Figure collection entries

═══

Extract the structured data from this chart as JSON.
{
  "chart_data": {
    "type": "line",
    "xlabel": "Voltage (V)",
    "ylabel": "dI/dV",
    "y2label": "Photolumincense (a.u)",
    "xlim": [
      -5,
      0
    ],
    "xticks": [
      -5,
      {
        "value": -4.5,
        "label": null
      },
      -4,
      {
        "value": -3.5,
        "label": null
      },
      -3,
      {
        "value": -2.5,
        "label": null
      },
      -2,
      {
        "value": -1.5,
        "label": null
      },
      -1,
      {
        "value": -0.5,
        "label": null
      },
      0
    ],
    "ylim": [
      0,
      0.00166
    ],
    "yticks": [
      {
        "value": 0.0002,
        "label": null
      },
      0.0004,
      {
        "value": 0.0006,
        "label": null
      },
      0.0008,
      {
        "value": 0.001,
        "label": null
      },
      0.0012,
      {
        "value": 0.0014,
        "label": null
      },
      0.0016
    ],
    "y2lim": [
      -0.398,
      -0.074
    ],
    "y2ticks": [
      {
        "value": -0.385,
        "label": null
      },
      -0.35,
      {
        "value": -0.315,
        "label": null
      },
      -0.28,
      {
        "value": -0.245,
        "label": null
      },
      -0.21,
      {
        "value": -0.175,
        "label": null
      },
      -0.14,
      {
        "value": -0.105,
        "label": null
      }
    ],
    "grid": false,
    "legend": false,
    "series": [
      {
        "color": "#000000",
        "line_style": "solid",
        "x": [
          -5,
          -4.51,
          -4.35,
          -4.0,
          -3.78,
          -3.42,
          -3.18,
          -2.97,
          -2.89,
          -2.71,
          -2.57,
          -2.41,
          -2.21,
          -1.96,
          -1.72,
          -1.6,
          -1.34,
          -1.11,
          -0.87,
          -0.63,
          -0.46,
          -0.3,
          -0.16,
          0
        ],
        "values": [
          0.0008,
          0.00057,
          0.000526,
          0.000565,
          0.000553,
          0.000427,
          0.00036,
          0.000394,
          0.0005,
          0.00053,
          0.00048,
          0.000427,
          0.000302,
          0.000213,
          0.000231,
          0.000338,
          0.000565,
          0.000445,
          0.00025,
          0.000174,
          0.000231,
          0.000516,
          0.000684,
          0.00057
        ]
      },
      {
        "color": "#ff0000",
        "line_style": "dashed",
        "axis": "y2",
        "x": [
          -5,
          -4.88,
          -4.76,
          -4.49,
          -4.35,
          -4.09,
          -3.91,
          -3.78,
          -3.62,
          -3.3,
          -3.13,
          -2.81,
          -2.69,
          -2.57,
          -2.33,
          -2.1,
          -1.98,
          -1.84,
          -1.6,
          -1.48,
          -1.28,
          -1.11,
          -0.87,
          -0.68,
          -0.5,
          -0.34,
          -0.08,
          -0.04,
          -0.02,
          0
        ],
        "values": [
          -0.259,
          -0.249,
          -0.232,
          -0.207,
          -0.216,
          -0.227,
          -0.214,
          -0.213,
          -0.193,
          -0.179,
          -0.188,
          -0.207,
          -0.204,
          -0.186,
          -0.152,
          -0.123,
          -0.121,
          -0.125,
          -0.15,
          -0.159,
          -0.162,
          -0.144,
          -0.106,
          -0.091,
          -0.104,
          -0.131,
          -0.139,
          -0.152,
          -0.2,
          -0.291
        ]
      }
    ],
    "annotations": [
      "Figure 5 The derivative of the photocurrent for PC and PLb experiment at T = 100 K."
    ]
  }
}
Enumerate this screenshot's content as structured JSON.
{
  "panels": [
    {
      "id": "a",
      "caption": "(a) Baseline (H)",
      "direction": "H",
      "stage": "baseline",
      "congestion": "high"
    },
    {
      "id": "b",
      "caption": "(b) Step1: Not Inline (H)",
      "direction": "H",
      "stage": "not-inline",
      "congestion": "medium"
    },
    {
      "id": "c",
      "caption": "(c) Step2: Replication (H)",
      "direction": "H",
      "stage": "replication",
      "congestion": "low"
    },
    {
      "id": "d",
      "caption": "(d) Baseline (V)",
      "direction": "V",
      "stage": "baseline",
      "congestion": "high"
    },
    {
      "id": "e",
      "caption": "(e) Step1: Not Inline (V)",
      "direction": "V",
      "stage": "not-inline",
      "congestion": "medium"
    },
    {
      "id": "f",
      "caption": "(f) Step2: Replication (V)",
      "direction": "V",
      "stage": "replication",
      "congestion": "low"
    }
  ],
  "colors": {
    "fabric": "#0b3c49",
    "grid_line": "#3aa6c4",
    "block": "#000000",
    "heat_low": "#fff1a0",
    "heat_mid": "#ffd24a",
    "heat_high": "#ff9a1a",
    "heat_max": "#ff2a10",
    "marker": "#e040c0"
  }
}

═══

• TASK OBJECTIVE:
Write the listing out again, exactly as it reads.

• WRITTEN REPLY:
Extract the structured data from this chart as JSON.
{
  "chart_data": {
    "type": "line",
    "xlabel": "Voltage (V)",
    "ylabel": "dI/dV",
    "y2label": "Photolumincense (a.u)",
    "xlim": [
      -5,
      0
    ],
    "xticks": [
      -5,
      {
        "value": -4.5,
        "label": null
      },
      -4,
      {
        "value": -3.5,
        "label": null
      },
      -3,
      {
        "value": -2.5,
        "label": null
      },
      -2,
      {
        "value": -1.5,
        "label": null
      },
      -1,
      {
        "value": -0.5,
        "label": null
      },
      0
    ],
    "ylim": [
      0,
      0.00166
    ],
    "yticks": [
      {
        "value": 0.0002,
        "label": null
      },
      0.0004,
      {
        "value": 0.0006,
        "label": null
      },
      0.0008,
      {
        "value": 0.001,
        "label": null
      },
      0.0012,
      {
        "value": 0.0014,
        "label": null
      },
      0.0016
    ],
    "y2lim": [
      -0.398,
      -0.074
    ],
    "y2ticks": [
      {
        "value": -0.385,
        "label": null
      },
      -0.35,
      {
        "value": -0.315,
        "label": null
      },
      -0.28,
      {
        "value": -0.245,
        "label": null
      },
      -0.21,
      {
        "value": -0.175,
        "label": null
      },
      -0.14,
      {
        "value": -0.105,
        "label": null
      }
    ],
    "grid": false,
    "legend": false,
    "series": [
      {
        "color": "#000000",
        "line_style": "solid",
        "x": [
          -5,
          -4.51,
          -4.35,
          -4.0,
          -3.78,
          -3.42,
          -3.18,
          -2.97,
          -2.89,
          -2.71,
          -2.57,
          -2.41,
          -2.21,
          -1.96,
          -1.72,
          -1.6,
          -1.34,
          -1.11,
          -0.87,
          -0.63,
          -0.46,
          -0.3,
          -0.16,
          0
        ],
        "values": [
          0.0008,
          0.00057,
          0.000526,
          0.000565,
          0.000553,
          0.000427,
          0.00036,
          0.000394,
          0.0005,
          0.00053,
          0.00048,
          0.000427,
          0.000302,
          0.000213,
          0.000231,
          0.000338,
          0.000565,
          0.000445,
          0.00025,
          0.000174,
          0.000231,
          0.000516,
          0.000684,
          0.00057
        ]
      },
      {
        "color": "#ff0000",
        "line_style": "dashed",
        "axis": "y2",
        "x": [
          -5,
          -4.88,
          -4.76,
          -4.49,
          -4.35,
          -4.09,
          -3.91,
          -3.78,
          -3.62,
          -3.3,
          -3.13,
          -2.81,
          -2.69,
          -2.57,
          -2.33,
          -2.1,
          -1.98,
          -1.84,
          -1.6,
          -1.48,
          -1.28,
          -1.11,
          -0.87,
          -0.68,
          -0.5,
          -0.34,
          -0.08,
          -0.04,
          -0.02,
          0
        ],
        "values": [
          -0.259,
          -0.249,
          -0.232,
          -0.207,
          -0.216,
          -0.227,
          -0.214,
          -0.213,
          -0.193,
          -0.179,
          -0.188,
          -0.207,
          -0.204,
          -0.186,
          -0.152,
          -0.123,
          -0.121,
          -0.125,
          -0.15,
          -0.159,
          -0.162,
          -0.144,
          -0.106,
          -0.091,
          -0.104,
          -0.131,
          -0.139,
          -0.152,
          -0.2,
          -0.291
        ]
      }
    ],
    "annotations": [
      "Figure 5 The derivative of the photocurrent for PC and PLb experiment at T = 100 K."
    ]
  }
}
Enumerate this screenshot's content as structured JSON.
{
  "panels": [
    {
      "id": "a",
      "caption": "(a) Baseline (H)",
      "direction": "H",
      "stage": "baseline",
      "congestion": "high"
    },
    {
      "id": "b",
      "caption": "(b) Step1: Not Inline (H)",
      "direction": "H",
      "stage": "not-inline",
      "congestion": "medium"
    },
    {
      "id": "c",
      "caption": "(c) Step2: Replication (H)",
      "direction": "H",
      "stage": "replication",
      "congestion": "low"
    },
    {
      "id": "d",
      "caption": "(d) Baseline (V)",
      "direction": "V",
      "stage": "baseline",
      "congestion": "high"
    },
    {
      "id": "e",
      "caption": "(e) Step1: Not Inline (V)",
      "direction": "V",
      "stage": "not-inline",
      "congestion": "medium"
    },
    {
      "id": "f",
      "caption": "(f) Step2: Replication (V)",
      "direction": "V",
      "stage": "replication",
      "congestion": "low"
    }
  ],
  "colors": {
    "fabric": "#0b3c49",
    "grid_line": "#3aa6c4",
    "block": "#000000",
    "heat_low": "#fff1a0",
    "heat_mid": "#ffd24a",
    "heat_high": "#ff9a1a",
    "heat_max": "#ff2a10",
    "marker": "#e040c0"
  }
}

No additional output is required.